What follows is a listing; give it again exactly, in its entirety.

+++

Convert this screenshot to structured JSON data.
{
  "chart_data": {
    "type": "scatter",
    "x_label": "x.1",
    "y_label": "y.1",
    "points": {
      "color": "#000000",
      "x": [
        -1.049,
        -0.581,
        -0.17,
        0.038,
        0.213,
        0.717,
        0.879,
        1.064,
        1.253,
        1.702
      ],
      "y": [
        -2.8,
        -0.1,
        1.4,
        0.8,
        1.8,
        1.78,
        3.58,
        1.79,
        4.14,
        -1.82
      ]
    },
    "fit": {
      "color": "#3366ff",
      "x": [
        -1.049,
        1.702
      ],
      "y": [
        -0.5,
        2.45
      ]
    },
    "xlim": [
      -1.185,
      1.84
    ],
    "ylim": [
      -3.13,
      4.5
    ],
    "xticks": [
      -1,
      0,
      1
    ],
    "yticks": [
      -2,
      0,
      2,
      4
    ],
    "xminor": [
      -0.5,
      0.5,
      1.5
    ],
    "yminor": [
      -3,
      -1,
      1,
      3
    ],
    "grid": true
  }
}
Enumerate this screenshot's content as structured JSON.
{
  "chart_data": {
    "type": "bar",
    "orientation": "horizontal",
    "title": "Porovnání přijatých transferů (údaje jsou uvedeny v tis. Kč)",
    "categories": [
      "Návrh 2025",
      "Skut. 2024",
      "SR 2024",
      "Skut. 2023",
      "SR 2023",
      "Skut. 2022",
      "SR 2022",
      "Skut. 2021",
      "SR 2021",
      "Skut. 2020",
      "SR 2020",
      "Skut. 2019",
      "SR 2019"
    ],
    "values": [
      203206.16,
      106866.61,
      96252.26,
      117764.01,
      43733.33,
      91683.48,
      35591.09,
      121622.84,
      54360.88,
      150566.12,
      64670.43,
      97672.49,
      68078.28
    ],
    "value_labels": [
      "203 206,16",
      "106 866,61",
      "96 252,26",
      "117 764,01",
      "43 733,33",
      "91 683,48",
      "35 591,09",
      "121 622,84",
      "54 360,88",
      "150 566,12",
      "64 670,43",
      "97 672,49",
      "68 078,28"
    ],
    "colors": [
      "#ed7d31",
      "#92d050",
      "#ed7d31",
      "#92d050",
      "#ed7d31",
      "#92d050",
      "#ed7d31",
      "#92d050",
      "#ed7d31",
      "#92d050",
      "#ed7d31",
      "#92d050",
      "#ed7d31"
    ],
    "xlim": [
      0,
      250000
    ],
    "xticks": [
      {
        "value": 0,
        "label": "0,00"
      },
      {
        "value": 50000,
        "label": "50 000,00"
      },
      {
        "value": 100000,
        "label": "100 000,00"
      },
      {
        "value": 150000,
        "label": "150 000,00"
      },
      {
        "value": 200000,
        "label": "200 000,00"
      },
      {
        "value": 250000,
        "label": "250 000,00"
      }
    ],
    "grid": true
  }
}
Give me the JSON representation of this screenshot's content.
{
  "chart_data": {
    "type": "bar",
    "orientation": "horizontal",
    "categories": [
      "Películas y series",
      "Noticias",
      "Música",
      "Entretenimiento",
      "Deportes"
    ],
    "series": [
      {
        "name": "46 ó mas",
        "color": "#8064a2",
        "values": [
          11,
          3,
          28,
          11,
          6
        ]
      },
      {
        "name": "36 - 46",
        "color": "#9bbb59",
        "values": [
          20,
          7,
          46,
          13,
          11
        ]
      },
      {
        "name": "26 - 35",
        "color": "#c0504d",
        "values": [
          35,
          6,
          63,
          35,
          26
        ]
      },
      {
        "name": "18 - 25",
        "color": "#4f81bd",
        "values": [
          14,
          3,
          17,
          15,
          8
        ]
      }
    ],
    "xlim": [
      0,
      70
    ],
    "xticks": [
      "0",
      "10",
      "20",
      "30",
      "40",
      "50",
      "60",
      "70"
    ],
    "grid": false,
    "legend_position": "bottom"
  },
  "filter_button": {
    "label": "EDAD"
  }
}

+++

Expected output:
Convert this screenshot to structured JSON data.
{
  "chart_data": {
    "type": "scatter",
    "x_label": "x.1",
    "y_label": "y.1",
    "points": {
      "color": "#000000",
      "x": [
        -1.049,
        -0.581,
        -0.17,
        0.038,
        0.213,
        0.717,
        0.879,
        1.064,
        1.253,
        1.702
      ],
      "y": [
        -2.8,
        -0.1,
        1.4,
        0.8,
        1.8,
        1.78,
        3.58,
        1.79,
        4.14,
        -1.82
      ]
    },
    "fit": {
      "color": "#3366ff",
      "x": [
        -1.049,
        1.702
      ],
      "y": [
        -0.5,
        2.45
      ]
    },
    "xlim": [
      -1.185,
      1.84
    ],
    "ylim": [
      -3.13,
      4.5
    ],
    "xticks": [
      -1,
      0,
      1
    ],
    "yticks": [
      -2,
      0,
      2,
      4
    ],
    "xminor": [
      -0.5,
      0.5,
      1.5
    ],
    "yminor": [
      -3,
      -1,
      1,
      3
    ],
    "grid": true
  }
}
Enumerate this screenshot's content as structured JSON.
{
  "chart_data": {
    "type": "bar",
    "orientation": "horizontal",
    "title": "Porovnání přijatých transferů (údaje jsou uvedeny v tis. Kč)",
    "categories": [
      "Návrh 2025",
      "Skut. 2024",
      "SR 2024",
      "Skut. 2023",
      "SR 2023",
      "Skut. 2022",
      "SR 2022",
      "Skut. 2021",
      "SR 2021",
      "Skut. 2020",
      "SR 2020",
      "Skut. 2019",
      "SR 2019"
    ],
    "values": [
      203206.16,
      106866.61,
      96252.26,
      117764.01,
      43733.33,
      91683.48,
      35591.09,
      121622.84,
      54360.88,
      150566.12,
      64670.43,
      97672.49,
      68078.28
    ],
    "value_labels": [
      "203 206,16",
      "106 866,61",
      "96 252,26",
      "117 764,01",
      "43 733,33",
      "91 683,48",
      "35 591,09",
      "121 622,84",
      "54 360,88",
      "150 566,12",
      "64 670,43",
      "97 672,49",
      "68 078,28"
    ],
    "colors": [
      "#ed7d31",
      "#92d050",
      "#ed7d31",
      "#92d050",
      "#ed7d31",
      "#92d050",
      "#ed7d31",
      "#92d050",
      "#ed7d31",
      "#92d050",
      "#ed7d31",
      "#92d050",
      "#ed7d31"
    ],
    "xlim": [
      0,
      250000
    ],
    "xticks": [
      {
        "value": 0,
        "label": "0,00"
      },
      {
        "value": 50000,
        "label": "50 000,00"
      },
      {
        "value": 100000,
        "label": "100 000,00"
      },
      {
        "value": 150000,
        "label": "150 000,00"
      },
      {
        "value": 200000,
        "label": "200 000,00"
      },
      {
        "value": 250000,
        "label": "250 000,00"
      }
    ],
    "grid": true
  }
}
Give me the JSON representation of this screenshot's content.
{
  "chart_data": {
    "type": "bar",
    "orientation": "horizontal",
    "categories": [
      "Películas y series",
      "Noticias",
      "Música",
      "Entretenimiento",
      "Deportes"
    ],
    "series": [
      {
        "name": "46 ó mas",
        "color": "#8064a2",
        "values": [
          11,
          3,
          28,
          11,
          6
        ]
      },
      {
        "name": "36 - 46",
        "color": "#9bbb59",
        "values": [
          20,
          7,
          46,
          13,
          11
        ]
      },
      {
        "name": "26 - 35",
        "color": "#c0504d",
        "values": [
          35,
          6,
          63,
          35,
          26
        ]
      },
      {
        "name": "18 - 25",
        "color": "#4f81bd",
        "values": [
          14,
          3,
          17,
          15,
          8
        ]
      }
    ],
    "xlim": [
      0,
      70
    ],
    "xticks": [
      "0",
      "10",
      "20",
      "30",
      "40",
      "50",
      "60",
      "70"
    ],
    "grid": false,
    "legend_position": "bottom"
  },
  "filter_button": {
    "label": "EDAD"
  }
}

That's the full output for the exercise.